> [EXERCISE]
Find how many lines in the material contain "Mainland"; your answer should be that number alone.

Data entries

____

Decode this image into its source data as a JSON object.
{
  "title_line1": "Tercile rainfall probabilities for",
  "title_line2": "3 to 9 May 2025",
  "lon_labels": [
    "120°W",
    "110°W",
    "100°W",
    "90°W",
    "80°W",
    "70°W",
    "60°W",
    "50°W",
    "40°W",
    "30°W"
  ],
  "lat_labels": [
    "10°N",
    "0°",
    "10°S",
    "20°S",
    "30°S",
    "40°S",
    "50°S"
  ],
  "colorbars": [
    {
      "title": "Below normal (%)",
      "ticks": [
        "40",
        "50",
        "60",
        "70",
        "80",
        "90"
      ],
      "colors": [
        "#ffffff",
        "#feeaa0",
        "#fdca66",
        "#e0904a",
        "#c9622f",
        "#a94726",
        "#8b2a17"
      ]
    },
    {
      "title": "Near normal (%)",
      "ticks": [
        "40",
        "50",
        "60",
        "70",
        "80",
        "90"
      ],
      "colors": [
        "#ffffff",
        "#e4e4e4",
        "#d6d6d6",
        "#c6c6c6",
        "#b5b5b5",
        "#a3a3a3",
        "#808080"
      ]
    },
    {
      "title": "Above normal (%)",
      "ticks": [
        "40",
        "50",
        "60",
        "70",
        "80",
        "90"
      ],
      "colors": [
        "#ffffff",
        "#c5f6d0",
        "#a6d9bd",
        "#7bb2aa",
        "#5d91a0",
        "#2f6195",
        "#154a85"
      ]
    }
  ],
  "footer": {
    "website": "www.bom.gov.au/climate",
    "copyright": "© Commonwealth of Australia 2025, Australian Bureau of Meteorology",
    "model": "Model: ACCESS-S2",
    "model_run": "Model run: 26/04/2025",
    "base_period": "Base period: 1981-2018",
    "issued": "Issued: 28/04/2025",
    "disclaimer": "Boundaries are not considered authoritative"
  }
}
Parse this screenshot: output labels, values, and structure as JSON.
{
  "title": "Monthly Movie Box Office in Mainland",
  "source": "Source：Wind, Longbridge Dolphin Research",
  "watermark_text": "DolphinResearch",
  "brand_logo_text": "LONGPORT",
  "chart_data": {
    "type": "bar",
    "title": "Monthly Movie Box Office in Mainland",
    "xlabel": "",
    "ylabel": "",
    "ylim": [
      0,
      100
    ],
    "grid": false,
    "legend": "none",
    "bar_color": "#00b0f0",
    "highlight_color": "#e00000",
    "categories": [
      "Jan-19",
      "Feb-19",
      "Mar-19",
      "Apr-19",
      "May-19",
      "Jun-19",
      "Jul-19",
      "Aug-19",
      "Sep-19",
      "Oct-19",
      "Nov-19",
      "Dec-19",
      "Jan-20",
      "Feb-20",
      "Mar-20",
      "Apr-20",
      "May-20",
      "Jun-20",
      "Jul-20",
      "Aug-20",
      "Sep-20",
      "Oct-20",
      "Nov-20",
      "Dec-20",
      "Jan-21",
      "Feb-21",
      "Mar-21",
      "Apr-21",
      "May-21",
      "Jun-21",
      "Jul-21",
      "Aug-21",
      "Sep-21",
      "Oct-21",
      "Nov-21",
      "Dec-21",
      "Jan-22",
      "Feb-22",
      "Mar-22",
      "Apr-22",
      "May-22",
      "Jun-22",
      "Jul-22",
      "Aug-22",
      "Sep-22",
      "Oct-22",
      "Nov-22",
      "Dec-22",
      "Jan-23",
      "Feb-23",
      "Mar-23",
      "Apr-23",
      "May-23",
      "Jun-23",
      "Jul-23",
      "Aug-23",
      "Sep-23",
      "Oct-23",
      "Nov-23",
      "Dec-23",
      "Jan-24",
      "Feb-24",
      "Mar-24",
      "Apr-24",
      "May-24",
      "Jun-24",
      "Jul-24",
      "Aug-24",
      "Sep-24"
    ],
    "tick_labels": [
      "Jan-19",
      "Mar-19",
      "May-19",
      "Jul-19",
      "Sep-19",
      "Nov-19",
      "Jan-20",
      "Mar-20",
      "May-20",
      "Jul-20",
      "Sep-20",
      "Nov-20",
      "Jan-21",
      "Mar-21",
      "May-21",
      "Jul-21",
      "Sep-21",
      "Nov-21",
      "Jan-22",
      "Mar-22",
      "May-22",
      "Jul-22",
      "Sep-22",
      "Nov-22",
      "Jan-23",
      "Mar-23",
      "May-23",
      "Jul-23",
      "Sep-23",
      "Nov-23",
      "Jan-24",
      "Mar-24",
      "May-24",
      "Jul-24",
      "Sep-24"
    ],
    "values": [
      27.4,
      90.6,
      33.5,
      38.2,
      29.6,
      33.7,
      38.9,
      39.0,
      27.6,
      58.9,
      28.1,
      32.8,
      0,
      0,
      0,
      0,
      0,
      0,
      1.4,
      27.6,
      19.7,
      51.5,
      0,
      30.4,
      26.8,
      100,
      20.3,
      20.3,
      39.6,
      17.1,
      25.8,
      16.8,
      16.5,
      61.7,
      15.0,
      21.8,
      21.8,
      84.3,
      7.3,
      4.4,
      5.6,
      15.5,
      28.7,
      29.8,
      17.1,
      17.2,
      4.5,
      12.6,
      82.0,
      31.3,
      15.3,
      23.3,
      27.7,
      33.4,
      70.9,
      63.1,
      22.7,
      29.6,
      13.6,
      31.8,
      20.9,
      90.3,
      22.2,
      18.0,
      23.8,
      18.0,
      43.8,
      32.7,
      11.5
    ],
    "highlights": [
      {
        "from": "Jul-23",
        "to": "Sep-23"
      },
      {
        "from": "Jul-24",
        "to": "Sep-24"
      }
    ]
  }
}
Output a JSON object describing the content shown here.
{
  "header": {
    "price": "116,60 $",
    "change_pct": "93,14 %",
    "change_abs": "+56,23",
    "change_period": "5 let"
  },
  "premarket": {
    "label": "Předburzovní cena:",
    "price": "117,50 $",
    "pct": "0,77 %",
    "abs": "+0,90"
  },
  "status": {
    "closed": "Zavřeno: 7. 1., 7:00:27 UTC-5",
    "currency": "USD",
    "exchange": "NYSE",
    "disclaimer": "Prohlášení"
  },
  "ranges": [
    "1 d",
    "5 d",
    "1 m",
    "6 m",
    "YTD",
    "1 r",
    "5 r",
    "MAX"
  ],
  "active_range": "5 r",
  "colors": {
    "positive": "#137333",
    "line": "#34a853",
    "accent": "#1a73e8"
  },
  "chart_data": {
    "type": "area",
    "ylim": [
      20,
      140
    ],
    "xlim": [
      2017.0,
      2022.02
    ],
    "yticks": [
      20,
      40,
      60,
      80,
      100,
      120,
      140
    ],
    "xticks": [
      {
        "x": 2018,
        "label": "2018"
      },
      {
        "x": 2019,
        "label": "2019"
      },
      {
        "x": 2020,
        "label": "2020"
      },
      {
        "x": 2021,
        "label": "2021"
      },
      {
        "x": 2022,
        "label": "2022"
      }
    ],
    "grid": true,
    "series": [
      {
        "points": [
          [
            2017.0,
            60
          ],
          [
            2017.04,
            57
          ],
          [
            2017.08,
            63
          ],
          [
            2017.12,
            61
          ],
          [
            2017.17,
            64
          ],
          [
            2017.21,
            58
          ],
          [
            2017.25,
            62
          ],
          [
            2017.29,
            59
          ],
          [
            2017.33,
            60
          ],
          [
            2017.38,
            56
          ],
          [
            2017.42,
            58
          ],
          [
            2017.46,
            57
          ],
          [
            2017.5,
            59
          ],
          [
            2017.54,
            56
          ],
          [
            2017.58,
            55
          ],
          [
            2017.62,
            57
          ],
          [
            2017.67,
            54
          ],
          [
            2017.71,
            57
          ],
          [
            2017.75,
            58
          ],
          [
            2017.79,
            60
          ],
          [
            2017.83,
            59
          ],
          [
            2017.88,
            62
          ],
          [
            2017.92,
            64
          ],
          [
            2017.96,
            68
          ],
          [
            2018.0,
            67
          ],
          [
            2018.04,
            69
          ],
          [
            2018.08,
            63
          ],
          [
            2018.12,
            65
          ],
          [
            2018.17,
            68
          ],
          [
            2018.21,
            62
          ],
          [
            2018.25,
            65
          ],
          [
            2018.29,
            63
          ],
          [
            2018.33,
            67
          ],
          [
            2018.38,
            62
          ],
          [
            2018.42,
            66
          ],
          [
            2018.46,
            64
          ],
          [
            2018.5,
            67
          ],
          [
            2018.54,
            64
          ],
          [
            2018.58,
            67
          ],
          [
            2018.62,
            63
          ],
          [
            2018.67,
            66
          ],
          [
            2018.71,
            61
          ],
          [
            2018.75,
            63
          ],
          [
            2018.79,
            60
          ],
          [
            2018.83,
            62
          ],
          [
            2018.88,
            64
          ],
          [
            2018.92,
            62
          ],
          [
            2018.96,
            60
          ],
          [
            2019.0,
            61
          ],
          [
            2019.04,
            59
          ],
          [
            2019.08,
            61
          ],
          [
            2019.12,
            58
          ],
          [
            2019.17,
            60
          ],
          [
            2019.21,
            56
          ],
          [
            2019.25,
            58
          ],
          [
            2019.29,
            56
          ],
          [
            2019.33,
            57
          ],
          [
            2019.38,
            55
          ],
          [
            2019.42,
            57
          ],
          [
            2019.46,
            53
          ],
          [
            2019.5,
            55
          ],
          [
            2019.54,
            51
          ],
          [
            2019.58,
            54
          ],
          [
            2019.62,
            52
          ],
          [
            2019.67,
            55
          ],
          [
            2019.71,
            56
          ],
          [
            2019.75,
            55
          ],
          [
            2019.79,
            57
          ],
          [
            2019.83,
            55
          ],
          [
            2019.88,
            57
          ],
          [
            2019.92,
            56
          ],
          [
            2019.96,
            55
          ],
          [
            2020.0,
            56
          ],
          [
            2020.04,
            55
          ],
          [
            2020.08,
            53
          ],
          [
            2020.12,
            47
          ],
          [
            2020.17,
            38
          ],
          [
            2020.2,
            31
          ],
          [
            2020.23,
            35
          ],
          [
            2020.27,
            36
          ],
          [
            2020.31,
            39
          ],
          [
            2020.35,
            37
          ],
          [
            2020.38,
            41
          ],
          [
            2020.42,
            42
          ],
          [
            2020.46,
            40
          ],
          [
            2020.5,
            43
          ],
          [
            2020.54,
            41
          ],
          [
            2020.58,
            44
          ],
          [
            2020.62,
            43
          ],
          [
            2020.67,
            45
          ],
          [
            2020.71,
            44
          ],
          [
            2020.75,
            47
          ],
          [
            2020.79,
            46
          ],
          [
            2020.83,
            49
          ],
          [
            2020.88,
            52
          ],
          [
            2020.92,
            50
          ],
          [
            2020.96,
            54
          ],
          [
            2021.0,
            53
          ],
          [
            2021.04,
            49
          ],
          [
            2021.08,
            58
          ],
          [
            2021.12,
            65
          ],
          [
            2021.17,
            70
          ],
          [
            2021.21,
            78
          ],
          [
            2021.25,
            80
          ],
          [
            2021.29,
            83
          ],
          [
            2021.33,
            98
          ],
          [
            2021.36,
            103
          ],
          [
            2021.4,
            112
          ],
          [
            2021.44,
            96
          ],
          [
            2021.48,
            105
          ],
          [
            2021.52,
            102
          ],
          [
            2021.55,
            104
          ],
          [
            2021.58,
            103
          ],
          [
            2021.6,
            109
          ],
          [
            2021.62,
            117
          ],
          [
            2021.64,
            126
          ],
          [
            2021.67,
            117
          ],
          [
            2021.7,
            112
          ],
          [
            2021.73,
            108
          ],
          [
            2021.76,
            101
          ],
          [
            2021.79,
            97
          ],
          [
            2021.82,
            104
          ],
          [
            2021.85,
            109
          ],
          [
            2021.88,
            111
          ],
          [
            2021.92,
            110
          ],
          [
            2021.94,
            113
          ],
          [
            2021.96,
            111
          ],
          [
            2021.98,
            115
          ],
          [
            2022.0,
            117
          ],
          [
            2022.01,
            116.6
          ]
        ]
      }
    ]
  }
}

____

> [SOLVED PROBLEM]
2